- **PROBLEM**: Copy the entries below word for word, keeping every line in order. Leave out the picture placeholder.

(Entries on where elements appear)
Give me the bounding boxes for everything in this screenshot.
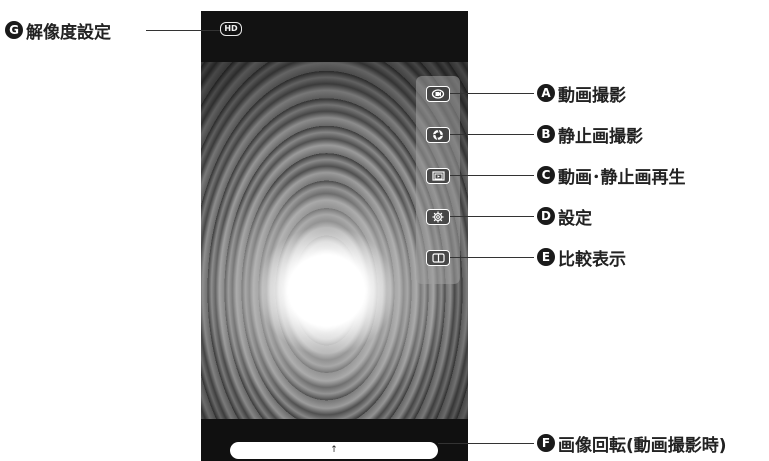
callout-text-c: 動画･静止画再生 (558, 167, 686, 188)
callout-line-g (146, 30, 220, 32)
callout-badge-g: G (5, 21, 23, 39)
callout-badge-a: A (537, 84, 555, 102)
gear-icon (432, 211, 444, 223)
callout-line-f (438, 443, 534, 445)
arrow-up-icon: ↑ (330, 445, 338, 455)
top-bar: HD (201, 11, 468, 62)
callout-badge-d: D (537, 207, 555, 225)
callout-resolution-setting: G 解像度設定 (5, 20, 111, 43)
bottom-bar: ↑ (201, 419, 468, 461)
callout-text-b: 静止画撮影 (558, 126, 643, 147)
settings-button[interactable] (426, 209, 450, 225)
callout-badge-c: C (537, 166, 555, 184)
callout-line-d (450, 216, 534, 218)
callout-compare-view: E 比較表示 (537, 247, 626, 270)
callout-playback: C 動画･静止画再生 (537, 165, 686, 188)
callout-line-b (450, 134, 534, 136)
side-toolbar (416, 76, 460, 284)
callout-badge-b: B (537, 125, 555, 143)
callout-line-c (450, 175, 534, 177)
video-record-button[interactable] (426, 86, 450, 102)
callout-line-e (450, 257, 534, 259)
media-playback-icon (431, 171, 445, 181)
image-rotate-button[interactable]: ↑ (230, 442, 438, 459)
resolution-button[interactable]: HD (220, 22, 242, 36)
callout-badge-f: F (537, 434, 555, 452)
callout-photo-capture: B 静止画撮影 (537, 124, 643, 147)
callout-image-rotation: F 画像回転(動画撮影時) (537, 433, 727, 456)
callout-badge-e: E (537, 248, 555, 266)
callout-video-recording: A 動画撮影 (537, 83, 626, 106)
photo-capture-button[interactable] (426, 127, 450, 143)
callout-text-d: 設定 (558, 208, 592, 229)
compare-view-button[interactable] (426, 250, 450, 266)
playback-button[interactable] (426, 168, 450, 184)
callout-text-e: 比較表示 (558, 249, 626, 270)
camera-shutter-icon (432, 129, 444, 141)
callout-line-a (450, 93, 534, 95)
callout-text-g: 解像度設定 (26, 22, 111, 43)
callout-text-a: 動画撮影 (558, 85, 626, 106)
callout-settings: D 設定 (537, 206, 592, 229)
callout-text-f: 画像回転(動画撮影時) (558, 435, 727, 456)
video-record-icon (431, 89, 445, 99)
compare-split-icon (431, 253, 445, 263)
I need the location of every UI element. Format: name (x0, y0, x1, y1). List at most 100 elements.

- **RESPONSE TO THE EXERCISE**:
Give me the bounding boxes for everything in this screenshot.
callout-text-c: 動画･静止画再生 (558, 167, 686, 188)
callout-line-g (146, 30, 220, 32)
callout-badge-g: G (5, 21, 23, 39)
callout-badge-a: A (537, 84, 555, 102)
gear-icon (432, 211, 444, 223)
callout-line-f (438, 443, 534, 445)
arrow-up-icon: ↑ (330, 445, 338, 455)
top-bar: HD (201, 11, 468, 62)
callout-badge-d: D (537, 207, 555, 225)
callout-resolution-setting: G 解像度設定 (5, 20, 111, 43)
bottom-bar: ↑ (201, 419, 468, 461)
callout-text-b: 静止画撮影 (558, 126, 643, 147)
settings-button[interactable] (426, 209, 450, 225)
callout-badge-c: C (537, 166, 555, 184)
callout-line-d (450, 216, 534, 218)
callout-compare-view: E 比較表示 (537, 247, 626, 270)
callout-playback: C 動画･静止画再生 (537, 165, 686, 188)
callout-line-b (450, 134, 534, 136)
side-toolbar (416, 76, 460, 284)
callout-badge-b: B (537, 125, 555, 143)
callout-line-c (450, 175, 534, 177)
video-record-button[interactable] (426, 86, 450, 102)
callout-line-e (450, 257, 534, 259)
media-playback-icon (431, 171, 445, 181)
image-rotate-button[interactable]: ↑ (230, 442, 438, 459)
resolution-button[interactable]: HD (220, 22, 242, 36)
callout-badge-f: F (537, 434, 555, 452)
callout-photo-capture: B 静止画撮影 (537, 124, 643, 147)
callout-image-rotation: F 画像回転(動画撮影時) (537, 433, 727, 456)
callout-badge-e: E (537, 248, 555, 266)
callout-video-recording: A 動画撮影 (537, 83, 626, 106)
photo-capture-button[interactable] (426, 127, 450, 143)
callout-text-d: 設定 (558, 208, 592, 229)
compare-view-button[interactable] (426, 250, 450, 266)
playback-button[interactable] (426, 168, 450, 184)
callout-text-e: 比較表示 (558, 249, 626, 270)
camera-shutter-icon (432, 129, 444, 141)
callout-line-a (450, 93, 534, 95)
callout-text-g: 解像度設定 (26, 22, 111, 43)
callout-text-a: 動画撮影 (558, 85, 626, 106)
callout-settings: D 設定 (537, 206, 592, 229)
callout-text-f: 画像回転(動画撮影時) (558, 435, 727, 456)
video-record-icon (431, 89, 445, 99)
compare-split-icon (431, 253, 445, 263)
I need the location of every UI element. Format: name (x0, y0, x1, y1). List at most 100 elements.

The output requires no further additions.